[Start]

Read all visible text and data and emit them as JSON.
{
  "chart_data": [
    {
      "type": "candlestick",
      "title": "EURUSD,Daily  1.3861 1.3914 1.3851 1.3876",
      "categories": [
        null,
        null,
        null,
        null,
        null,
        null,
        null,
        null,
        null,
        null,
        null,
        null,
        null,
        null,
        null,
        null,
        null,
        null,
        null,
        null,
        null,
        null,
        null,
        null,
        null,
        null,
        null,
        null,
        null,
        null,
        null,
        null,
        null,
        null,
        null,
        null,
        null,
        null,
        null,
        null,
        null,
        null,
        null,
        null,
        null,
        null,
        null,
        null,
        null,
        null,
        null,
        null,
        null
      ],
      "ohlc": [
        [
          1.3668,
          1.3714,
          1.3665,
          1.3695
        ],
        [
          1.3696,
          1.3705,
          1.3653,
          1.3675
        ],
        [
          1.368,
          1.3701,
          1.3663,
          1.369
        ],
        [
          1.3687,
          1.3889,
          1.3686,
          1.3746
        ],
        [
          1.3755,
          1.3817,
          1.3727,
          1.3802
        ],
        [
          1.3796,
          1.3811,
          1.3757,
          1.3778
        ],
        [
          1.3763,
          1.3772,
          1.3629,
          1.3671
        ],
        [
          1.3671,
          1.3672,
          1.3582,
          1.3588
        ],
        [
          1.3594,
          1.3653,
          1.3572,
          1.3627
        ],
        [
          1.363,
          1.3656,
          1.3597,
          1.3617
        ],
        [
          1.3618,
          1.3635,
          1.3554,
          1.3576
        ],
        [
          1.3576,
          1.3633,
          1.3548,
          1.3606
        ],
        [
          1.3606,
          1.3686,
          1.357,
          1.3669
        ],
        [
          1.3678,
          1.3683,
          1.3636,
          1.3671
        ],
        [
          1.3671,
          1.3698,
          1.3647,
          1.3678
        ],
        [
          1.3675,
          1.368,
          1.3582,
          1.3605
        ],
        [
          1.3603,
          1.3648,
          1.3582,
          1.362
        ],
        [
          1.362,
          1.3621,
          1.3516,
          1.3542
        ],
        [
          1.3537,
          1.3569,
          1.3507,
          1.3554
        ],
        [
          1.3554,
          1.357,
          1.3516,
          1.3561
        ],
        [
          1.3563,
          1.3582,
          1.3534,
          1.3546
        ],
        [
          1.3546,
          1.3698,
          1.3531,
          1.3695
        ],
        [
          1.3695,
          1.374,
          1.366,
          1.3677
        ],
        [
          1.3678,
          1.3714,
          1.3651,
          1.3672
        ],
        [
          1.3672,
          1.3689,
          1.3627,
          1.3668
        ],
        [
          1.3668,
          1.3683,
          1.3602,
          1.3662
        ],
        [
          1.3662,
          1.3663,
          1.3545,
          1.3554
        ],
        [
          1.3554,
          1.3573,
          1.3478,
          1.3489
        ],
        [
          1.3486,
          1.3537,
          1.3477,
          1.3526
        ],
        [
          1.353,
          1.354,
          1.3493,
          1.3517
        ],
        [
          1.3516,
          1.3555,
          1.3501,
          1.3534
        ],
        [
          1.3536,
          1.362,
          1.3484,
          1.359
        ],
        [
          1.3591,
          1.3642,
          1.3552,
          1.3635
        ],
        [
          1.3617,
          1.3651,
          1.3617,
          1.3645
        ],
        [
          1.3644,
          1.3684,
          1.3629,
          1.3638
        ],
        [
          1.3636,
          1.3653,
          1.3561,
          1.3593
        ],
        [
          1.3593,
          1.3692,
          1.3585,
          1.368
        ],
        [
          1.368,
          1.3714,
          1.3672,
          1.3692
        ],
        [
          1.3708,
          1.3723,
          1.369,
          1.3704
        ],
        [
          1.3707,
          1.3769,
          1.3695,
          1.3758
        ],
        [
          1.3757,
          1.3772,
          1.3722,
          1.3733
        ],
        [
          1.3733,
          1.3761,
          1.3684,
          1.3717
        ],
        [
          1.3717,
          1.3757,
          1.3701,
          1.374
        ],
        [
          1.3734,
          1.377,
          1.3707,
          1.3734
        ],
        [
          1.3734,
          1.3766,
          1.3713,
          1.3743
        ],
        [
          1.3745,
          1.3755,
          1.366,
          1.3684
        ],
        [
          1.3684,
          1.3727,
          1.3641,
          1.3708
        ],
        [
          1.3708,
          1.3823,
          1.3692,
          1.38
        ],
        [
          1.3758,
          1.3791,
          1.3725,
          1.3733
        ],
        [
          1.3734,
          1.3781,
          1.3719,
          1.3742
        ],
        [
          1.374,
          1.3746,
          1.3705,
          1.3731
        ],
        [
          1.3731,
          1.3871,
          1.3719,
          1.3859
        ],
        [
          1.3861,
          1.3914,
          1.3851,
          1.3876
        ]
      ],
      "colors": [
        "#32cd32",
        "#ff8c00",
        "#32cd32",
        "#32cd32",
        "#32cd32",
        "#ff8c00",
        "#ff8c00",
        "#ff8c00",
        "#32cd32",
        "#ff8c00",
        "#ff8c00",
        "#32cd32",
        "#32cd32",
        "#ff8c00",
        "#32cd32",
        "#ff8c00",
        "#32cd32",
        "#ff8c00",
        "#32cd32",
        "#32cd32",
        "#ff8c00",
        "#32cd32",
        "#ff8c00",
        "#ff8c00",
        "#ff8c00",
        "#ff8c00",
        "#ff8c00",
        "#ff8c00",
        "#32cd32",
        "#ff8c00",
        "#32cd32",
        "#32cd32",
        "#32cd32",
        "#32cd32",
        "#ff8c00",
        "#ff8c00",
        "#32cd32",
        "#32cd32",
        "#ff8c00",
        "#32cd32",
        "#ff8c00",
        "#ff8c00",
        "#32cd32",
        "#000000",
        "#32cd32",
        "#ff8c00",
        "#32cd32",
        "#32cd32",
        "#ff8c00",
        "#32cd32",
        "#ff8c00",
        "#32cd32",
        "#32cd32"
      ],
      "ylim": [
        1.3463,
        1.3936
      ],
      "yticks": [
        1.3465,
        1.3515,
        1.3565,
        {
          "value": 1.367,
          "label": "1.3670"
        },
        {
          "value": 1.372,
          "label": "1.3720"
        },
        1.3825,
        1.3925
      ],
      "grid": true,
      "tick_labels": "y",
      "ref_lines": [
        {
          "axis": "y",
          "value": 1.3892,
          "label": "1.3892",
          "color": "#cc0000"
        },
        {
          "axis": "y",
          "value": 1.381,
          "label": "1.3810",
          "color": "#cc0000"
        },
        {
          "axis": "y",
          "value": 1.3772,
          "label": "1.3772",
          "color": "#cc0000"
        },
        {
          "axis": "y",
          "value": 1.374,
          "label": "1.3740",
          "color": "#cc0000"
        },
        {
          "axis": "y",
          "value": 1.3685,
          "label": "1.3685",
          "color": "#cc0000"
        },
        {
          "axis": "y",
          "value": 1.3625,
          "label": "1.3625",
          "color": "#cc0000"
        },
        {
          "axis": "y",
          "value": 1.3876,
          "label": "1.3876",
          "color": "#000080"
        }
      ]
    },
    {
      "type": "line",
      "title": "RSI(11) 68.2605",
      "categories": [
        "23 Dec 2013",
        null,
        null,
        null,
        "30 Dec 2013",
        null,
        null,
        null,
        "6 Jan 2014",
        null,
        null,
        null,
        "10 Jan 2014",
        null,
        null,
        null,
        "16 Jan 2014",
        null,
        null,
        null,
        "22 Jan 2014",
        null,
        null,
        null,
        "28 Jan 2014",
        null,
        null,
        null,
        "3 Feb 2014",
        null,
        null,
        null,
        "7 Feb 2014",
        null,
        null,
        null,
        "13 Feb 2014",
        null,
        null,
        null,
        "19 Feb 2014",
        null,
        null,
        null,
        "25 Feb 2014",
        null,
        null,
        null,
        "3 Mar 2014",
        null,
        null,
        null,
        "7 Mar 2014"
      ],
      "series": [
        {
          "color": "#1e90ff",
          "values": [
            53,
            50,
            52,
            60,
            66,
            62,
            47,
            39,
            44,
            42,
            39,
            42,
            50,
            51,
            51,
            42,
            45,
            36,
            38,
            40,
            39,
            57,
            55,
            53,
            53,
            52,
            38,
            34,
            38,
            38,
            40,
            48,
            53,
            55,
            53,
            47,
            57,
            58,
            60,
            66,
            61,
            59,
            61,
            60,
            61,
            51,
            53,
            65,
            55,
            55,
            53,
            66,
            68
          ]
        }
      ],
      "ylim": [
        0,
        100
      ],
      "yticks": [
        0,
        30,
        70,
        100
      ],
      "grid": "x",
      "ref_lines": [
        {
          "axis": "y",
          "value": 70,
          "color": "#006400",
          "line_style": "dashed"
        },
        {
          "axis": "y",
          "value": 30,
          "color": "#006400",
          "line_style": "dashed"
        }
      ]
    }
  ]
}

[End]

• [YOUR OBJECTIVE] Go through the records above, find every line with the word "title", and list those lines.

• [FINISHED EXERCISE]
      "title": "EURUSD,Daily  1.3861 1.3914 1.3851 1.3876",
      "title": "RSI(11) 68.2605",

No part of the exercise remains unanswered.